_EXERCISE OBJECTIVE_
Take the entries below and reproduce them word for word.

++++ RECORDS PROVIDED

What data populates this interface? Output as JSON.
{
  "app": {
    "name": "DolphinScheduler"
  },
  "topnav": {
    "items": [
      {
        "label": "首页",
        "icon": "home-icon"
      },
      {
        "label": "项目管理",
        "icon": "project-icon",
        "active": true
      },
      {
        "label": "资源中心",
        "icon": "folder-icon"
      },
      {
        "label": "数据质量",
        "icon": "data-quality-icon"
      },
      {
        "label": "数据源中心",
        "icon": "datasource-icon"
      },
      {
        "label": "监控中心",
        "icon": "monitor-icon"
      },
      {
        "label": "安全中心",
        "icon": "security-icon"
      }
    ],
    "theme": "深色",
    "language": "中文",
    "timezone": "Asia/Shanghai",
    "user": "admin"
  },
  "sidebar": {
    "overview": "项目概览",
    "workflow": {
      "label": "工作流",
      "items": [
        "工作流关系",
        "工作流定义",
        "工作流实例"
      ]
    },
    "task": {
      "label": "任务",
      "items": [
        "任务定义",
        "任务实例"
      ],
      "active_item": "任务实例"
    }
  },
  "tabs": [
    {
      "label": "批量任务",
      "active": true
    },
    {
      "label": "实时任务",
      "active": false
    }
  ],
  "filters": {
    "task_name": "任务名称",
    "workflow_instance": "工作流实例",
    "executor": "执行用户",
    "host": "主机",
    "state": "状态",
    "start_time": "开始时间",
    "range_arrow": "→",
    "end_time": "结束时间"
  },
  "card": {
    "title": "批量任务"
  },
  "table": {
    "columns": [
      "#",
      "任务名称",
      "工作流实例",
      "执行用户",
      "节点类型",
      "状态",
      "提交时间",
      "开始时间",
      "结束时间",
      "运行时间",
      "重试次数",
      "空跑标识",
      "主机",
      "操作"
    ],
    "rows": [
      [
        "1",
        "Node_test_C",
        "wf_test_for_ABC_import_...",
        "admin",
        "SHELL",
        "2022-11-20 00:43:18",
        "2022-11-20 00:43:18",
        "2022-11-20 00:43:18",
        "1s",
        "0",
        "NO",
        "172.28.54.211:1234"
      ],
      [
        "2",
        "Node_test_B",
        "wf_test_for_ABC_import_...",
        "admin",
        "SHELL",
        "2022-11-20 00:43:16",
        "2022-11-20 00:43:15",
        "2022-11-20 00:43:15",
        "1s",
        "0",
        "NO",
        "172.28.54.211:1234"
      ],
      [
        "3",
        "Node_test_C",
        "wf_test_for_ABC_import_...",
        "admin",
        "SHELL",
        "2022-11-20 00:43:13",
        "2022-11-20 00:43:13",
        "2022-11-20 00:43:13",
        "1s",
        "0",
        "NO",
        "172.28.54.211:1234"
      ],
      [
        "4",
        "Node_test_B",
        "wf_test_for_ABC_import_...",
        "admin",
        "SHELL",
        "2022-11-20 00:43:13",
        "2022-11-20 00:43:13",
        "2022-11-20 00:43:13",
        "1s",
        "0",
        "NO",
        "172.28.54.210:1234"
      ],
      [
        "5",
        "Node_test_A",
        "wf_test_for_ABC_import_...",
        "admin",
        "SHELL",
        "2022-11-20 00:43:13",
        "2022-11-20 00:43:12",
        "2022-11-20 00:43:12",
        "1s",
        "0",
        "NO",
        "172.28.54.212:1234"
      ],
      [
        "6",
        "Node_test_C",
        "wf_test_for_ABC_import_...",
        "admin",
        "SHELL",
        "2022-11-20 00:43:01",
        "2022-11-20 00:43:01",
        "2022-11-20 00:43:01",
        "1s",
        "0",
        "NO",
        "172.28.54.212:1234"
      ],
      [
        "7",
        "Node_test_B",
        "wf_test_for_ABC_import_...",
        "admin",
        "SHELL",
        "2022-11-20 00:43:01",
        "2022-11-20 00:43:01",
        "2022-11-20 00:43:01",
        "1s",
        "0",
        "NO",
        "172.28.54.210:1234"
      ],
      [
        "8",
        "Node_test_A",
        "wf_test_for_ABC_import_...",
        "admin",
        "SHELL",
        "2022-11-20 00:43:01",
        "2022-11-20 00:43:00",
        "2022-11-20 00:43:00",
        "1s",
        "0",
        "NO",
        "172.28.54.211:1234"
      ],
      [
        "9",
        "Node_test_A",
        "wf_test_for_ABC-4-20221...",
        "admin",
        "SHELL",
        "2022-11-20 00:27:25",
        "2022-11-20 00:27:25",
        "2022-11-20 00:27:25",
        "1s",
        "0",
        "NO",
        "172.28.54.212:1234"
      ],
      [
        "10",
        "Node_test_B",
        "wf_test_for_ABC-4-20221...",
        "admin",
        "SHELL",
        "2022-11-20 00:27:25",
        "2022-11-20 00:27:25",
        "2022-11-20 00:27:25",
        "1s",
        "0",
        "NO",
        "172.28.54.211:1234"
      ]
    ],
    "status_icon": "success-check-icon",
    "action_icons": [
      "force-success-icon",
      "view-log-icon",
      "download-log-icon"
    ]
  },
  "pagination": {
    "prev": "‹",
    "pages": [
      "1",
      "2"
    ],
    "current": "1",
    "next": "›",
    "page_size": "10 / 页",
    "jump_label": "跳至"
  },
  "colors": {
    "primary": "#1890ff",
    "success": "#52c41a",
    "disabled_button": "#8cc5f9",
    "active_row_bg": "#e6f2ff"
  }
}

++++++++

_EXPECTED ANSWER_
What data populates this interface? Output as JSON.
{
  "app": {
    "name": "DolphinScheduler"
  },
  "topnav": {
    "items": [
      {
        "label": "首页",
        "icon": "home-icon"
      },
      {
        "label": "项目管理",
        "icon": "project-icon",
        "active": true
      },
      {
        "label": "资源中心",
        "icon": "folder-icon"
      },
      {
        "label": "数据质量",
        "icon": "data-quality-icon"
      },
      {
        "label": "数据源中心",
        "icon": "datasource-icon"
      },
      {
        "label": "监控中心",
        "icon": "monitor-icon"
      },
      {
        "label": "安全中心",
        "icon": "security-icon"
      }
    ],
    "theme": "深色",
    "language": "中文",
    "timezone": "Asia/Shanghai",
    "user": "admin"
  },
  "sidebar": {
    "overview": "项目概览",
    "workflow": {
      "label": "工作流",
      "items": [
        "工作流关系",
        "工作流定义",
        "工作流实例"
      ]
    },
    "task": {
      "label": "任务",
      "items": [
        "任务定义",
        "任务实例"
      ],
      "active_item": "任务实例"
    }
  },
  "tabs": [
    {
      "label": "批量任务",
      "active": true
    },
    {
      "label": "实时任务",
      "active": false
    }
  ],
  "filters": {
    "task_name": "任务名称",
    "workflow_instance": "工作流实例",
    "executor": "执行用户",
    "host": "主机",
    "state": "状态",
    "start_time": "开始时间",
    "range_arrow": "→",
    "end_time": "结束时间"
  },
  "card": {
    "title": "批量任务"
  },
  "table": {
    "columns": [
      "#",
      "任务名称",
      "工作流实例",
      "执行用户",
      "节点类型",
      "状态",
      "提交时间",
      "开始时间",
      "结束时间",
      "运行时间",
      "重试次数",
      "空跑标识",
      "主机",
      "操作"
    ],
    "rows": [
      [
        "1",
        "Node_test_C",
        "wf_test_for_ABC_import_...",
        "admin",
        "SHELL",
        "2022-11-20 00:43:18",
        "2022-11-20 00:43:18",
        "2022-11-20 00:43:18",
        "1s",
        "0",
        "NO",
        "172.28.54.211:1234"
      ],
      [
        "2",
        "Node_test_B",
        "wf_test_for_ABC_import_...",
        "admin",
        "SHELL",
        "2022-11-20 00:43:16",
        "2022-11-20 00:43:15",
        "2022-11-20 00:43:15",
        "1s",
        "0",
        "NO",
        "172.28.54.211:1234"
      ],
      [
        "3",
        "Node_test_C",
        "wf_test_for_ABC_import_...",
        "admin",
        "SHELL",
        "2022-11-20 00:43:13",
        "2022-11-20 00:43:13",
        "2022-11-20 00:43:13",
        "1s",
        "0",
        "NO",
        "172.28.54.211:1234"
      ],
      [
        "4",
        "Node_test_B",
        "wf_test_for_ABC_import_...",
        "admin",
        "SHELL",
        "2022-11-20 00:43:13",
        "2022-11-20 00:43:13",
        "2022-11-20 00:43:13",
        "1s",
        "0",
        "NO",
        "172.28.54.210:1234"
      ],
      [
        "5",
        "Node_test_A",
        "wf_test_for_ABC_import_...",
        "admin",
        "SHELL",
        "2022-11-20 00:43:13",
        "2022-11-20 00:43:12",
        "2022-11-20 00:43:12",
        "1s",
        "0",
        "NO",
        "172.28.54.212:1234"
      ],
      [
        "6",
        "Node_test_C",
        "wf_test_for_ABC_import_...",
        "admin",
        "SHELL",
        "2022-11-20 00:43:01",
        "2022-11-20 00:43:01",
        "2022-11-20 00:43:01",
        "1s",
        "0",
        "NO",
        "172.28.54.212:1234"
      ],
      [
        "7",
        "Node_test_B",
        "wf_test_for_ABC_import_...",
        "admin",
        "SHELL",
        "2022-11-20 00:43:01",
        "2022-11-20 00:43:01",
        "2022-11-20 00:43:01",
        "1s",
        "0",
        "NO",
        "172.28.54.210:1234"
      ],
      [
        "8",
        "Node_test_A",
        "wf_test_for_ABC_import_...",
        "admin",
        "SHELL",
        "2022-11-20 00:43:01",
        "2022-11-20 00:43:00",
        "2022-11-20 00:43:00",
        "1s",
        "0",
        "NO",
        "172.28.54.211:1234"
      ],
      [
        "9",
        "Node_test_A",
        "wf_test_for_ABC-4-20221...",
        "admin",
        "SHELL",
        "2022-11-20 00:27:25",
        "2022-11-20 00:27:25",
        "2022-11-20 00:27:25",
        "1s",
        "0",
        "NO",
        "172.28.54.212:1234"
      ],
      [
        "10",
        "Node_test_B",
        "wf_test_for_ABC-4-20221...",
        "admin",
        "SHELL",
        "2022-11-20 00:27:25",
        "2022-11-20 00:27:25",
        "2022-11-20 00:27:25",
        "1s",
        "0",
        "NO",
        "172.28.54.211:1234"
      ]
    ],
    "status_icon": "success-check-icon",
    "action_icons": [
      "force-success-icon",
      "view-log-icon",
      "download-log-icon"
    ]
  },
  "pagination": {
    "prev": "‹",
    "pages": [
      "1",
      "2"
    ],
    "current": "1",
    "next": "›",
    "page_size": "10 / 页",
    "jump_label": "跳至"
  },
  "colors": {
    "primary": "#1890ff",
    "success": "#52c41a",
    "disabled_button": "#8cc5f9",
    "active_row_bg": "#e6f2ff"
  }
}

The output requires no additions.